* [Exercise instructions]: Read through the lines below for the string "Illinois" and copy each one that has it.

━━━━━━━━━━━━━━━━━━━━━━━━━━━━━━

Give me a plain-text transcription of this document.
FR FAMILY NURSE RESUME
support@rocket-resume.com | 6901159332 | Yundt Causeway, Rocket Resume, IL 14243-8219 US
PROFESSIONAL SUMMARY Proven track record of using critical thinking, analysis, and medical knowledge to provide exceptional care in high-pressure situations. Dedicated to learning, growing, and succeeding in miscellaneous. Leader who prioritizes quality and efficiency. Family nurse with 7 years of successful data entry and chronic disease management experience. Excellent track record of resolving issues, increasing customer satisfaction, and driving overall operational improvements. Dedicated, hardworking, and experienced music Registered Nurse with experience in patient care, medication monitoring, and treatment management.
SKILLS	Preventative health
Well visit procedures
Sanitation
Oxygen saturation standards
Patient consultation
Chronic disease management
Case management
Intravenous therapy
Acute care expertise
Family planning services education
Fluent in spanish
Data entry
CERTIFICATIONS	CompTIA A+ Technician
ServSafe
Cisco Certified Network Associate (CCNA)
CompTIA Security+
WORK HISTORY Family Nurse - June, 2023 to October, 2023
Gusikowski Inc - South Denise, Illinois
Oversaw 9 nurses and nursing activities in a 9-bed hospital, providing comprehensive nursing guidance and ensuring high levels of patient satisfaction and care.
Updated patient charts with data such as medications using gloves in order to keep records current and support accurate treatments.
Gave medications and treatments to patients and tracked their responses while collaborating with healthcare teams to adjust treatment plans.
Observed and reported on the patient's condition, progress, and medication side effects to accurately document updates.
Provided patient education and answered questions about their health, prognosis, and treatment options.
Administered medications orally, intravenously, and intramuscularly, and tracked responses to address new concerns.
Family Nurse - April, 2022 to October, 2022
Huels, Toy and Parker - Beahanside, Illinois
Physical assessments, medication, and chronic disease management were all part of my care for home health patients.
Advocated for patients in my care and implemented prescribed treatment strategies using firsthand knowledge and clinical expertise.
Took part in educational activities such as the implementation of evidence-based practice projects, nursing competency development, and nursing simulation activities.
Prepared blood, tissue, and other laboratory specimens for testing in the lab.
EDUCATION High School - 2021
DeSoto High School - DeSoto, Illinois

━━━━━━━━━━━━━━━━━━━━━━━━━━━━━━

* [Solution to the exercise]:
Gusikowski Inc - South Denise, Illinois
Huels, Toy and Parker - Beahanside, Illinois
DeSoto High School - DeSoto, Illinois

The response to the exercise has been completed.